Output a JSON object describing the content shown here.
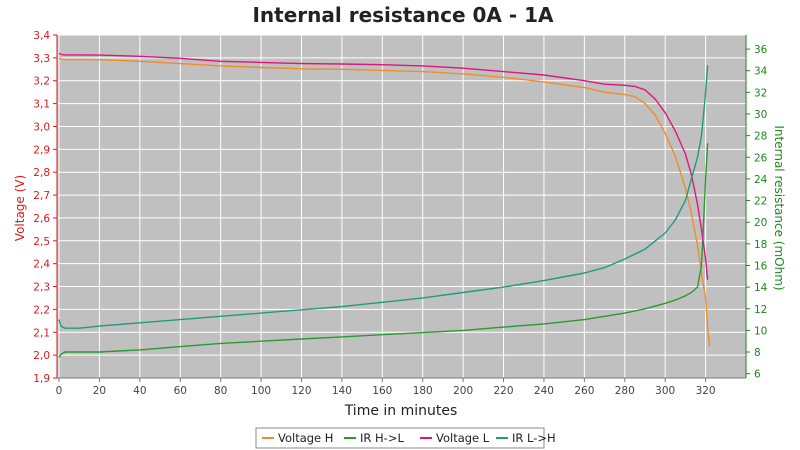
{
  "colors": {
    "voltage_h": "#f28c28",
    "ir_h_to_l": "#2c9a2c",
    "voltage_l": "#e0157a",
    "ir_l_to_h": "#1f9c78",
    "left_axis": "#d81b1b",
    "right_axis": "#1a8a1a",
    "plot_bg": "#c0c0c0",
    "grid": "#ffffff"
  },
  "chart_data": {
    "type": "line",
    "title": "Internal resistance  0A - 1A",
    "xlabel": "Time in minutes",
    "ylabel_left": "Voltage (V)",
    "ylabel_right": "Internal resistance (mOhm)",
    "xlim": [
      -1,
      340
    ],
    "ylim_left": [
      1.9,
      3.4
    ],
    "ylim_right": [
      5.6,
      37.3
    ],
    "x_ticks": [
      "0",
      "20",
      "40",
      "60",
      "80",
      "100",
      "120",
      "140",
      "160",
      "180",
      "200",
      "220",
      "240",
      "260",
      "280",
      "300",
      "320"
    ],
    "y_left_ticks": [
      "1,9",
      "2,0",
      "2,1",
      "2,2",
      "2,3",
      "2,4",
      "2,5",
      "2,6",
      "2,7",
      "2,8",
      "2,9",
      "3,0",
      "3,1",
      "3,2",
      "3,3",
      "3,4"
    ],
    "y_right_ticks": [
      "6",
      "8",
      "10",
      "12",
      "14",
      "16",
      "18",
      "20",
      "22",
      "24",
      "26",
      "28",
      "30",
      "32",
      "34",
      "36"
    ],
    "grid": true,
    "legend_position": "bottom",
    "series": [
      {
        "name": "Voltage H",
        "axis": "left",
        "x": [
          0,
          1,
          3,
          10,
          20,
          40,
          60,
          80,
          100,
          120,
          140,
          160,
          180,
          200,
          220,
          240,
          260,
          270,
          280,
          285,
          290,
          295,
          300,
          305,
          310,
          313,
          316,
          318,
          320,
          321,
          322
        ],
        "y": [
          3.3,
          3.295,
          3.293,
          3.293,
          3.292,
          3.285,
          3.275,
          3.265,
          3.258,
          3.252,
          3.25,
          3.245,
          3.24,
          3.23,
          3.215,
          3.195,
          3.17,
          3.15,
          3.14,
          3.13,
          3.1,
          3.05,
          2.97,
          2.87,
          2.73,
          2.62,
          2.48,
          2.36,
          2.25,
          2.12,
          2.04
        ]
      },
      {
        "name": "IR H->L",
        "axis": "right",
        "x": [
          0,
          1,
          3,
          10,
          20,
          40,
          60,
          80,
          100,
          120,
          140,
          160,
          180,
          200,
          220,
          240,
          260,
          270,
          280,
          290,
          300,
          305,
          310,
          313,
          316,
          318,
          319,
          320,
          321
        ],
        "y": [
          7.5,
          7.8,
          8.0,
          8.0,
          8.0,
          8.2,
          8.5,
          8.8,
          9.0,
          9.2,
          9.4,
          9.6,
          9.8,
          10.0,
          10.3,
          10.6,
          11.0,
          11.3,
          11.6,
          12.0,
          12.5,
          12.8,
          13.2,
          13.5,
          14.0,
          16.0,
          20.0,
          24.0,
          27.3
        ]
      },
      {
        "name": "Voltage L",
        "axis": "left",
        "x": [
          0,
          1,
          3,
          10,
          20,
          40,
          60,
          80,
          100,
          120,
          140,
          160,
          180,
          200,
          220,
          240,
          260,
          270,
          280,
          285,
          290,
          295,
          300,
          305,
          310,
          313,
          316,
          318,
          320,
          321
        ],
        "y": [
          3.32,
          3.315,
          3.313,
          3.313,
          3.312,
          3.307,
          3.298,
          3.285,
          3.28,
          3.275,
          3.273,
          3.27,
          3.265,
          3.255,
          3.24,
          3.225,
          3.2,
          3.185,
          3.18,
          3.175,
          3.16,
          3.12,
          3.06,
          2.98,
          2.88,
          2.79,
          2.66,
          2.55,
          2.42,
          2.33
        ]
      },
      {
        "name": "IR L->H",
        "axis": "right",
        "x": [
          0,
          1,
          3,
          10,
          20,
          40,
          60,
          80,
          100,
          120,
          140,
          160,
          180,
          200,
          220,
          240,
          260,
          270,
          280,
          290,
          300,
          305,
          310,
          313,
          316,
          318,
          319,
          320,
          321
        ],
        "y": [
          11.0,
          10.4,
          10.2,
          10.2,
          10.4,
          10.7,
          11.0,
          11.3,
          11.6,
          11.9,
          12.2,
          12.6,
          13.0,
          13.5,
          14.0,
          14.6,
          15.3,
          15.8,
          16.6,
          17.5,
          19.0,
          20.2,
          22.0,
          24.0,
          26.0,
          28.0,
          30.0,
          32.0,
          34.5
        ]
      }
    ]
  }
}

---

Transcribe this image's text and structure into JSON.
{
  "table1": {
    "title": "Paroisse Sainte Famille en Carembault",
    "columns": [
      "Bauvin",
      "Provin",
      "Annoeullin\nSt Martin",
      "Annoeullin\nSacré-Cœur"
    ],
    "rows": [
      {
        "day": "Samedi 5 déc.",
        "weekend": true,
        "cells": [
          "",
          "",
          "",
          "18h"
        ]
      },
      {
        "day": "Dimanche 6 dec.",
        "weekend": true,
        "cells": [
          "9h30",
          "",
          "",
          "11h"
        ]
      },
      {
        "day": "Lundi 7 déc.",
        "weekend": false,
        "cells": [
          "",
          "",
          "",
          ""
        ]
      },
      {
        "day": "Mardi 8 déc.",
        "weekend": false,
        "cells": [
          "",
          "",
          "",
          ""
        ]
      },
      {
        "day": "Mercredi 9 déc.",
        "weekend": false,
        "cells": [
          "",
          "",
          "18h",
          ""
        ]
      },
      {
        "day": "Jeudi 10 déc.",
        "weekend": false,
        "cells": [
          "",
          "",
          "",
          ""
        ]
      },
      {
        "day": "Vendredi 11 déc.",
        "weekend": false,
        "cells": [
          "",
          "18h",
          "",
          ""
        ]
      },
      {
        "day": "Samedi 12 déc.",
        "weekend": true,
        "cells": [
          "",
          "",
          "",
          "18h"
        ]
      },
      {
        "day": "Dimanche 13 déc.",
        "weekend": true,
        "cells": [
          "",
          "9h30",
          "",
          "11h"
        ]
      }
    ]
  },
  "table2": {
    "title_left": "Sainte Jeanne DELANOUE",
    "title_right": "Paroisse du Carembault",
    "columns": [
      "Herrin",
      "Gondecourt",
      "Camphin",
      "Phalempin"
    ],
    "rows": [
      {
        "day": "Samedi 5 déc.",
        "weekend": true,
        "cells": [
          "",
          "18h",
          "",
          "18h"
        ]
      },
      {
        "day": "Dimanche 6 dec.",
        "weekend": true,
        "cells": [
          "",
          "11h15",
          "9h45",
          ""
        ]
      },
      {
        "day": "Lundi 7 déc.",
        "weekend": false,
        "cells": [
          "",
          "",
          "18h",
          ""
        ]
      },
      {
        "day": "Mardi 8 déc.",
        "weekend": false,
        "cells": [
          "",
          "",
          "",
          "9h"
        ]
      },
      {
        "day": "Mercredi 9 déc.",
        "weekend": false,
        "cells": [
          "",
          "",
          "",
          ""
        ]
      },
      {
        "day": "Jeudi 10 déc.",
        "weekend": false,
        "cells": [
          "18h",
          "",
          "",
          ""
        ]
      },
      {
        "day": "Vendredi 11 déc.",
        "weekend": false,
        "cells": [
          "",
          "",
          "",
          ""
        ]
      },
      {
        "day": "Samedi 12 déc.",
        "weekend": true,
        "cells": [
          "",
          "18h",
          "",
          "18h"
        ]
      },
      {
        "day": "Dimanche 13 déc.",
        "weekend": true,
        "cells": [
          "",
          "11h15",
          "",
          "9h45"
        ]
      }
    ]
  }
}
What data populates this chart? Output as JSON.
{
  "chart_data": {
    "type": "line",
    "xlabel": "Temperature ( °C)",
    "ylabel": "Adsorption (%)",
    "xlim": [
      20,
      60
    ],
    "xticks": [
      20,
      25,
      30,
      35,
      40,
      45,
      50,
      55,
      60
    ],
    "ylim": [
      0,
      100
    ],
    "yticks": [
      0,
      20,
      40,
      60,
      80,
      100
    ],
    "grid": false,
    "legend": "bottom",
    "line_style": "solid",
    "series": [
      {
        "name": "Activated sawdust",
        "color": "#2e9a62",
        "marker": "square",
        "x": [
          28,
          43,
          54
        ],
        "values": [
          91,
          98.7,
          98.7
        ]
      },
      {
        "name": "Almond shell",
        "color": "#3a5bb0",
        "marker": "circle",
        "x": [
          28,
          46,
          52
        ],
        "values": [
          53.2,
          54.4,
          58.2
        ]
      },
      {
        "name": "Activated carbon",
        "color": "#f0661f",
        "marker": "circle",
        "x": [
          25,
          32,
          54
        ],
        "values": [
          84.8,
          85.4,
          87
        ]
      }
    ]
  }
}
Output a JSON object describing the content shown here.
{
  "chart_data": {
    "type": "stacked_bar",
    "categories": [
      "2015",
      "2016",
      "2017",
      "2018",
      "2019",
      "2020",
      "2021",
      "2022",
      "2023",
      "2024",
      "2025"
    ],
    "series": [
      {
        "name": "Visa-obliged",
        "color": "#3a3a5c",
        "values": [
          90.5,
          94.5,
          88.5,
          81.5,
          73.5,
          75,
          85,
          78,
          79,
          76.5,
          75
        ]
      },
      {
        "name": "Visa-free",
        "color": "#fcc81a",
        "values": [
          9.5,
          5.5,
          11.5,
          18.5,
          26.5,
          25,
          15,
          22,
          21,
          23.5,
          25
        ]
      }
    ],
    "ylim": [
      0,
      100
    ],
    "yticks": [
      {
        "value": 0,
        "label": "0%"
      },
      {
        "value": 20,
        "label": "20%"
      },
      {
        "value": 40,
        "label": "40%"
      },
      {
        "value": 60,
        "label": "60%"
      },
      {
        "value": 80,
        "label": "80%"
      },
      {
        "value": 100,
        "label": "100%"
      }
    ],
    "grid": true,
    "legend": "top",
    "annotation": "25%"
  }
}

---

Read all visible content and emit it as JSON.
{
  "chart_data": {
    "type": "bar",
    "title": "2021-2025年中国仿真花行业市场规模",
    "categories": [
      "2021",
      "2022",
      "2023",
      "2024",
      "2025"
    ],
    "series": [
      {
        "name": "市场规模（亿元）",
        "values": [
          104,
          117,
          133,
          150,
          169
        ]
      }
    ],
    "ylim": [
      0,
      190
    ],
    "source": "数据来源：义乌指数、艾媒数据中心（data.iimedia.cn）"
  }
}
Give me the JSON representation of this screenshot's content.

■ **Challenge**
Repeat exactly the lines running from the one with "Read all visible content and emit it as JSON." through the one with "Give me the", both included.

■ **Task response**
Read all visible content and emit it as JSON.
{
  "chart_data": {
    "type": "bar",
    "title": "2021-2025年中国仿真花行业市场规模",
    "categories": [
      "2021",
      "2022",
      "2023",
      "2024",
      "2025"
    ],
    "series": [
      {
        "name": "市场规模（亿元）",
        "values": [
          104,
          117,
          133,
          150,
          169
        ]
      }
    ],
    "ylim": [
      0,
      190
    ],
    "source": "数据来源：义乌指数、艾媒数据中心（data.iimedia.cn）"
  }
}
Give me the JSON representation of this screenshot's content.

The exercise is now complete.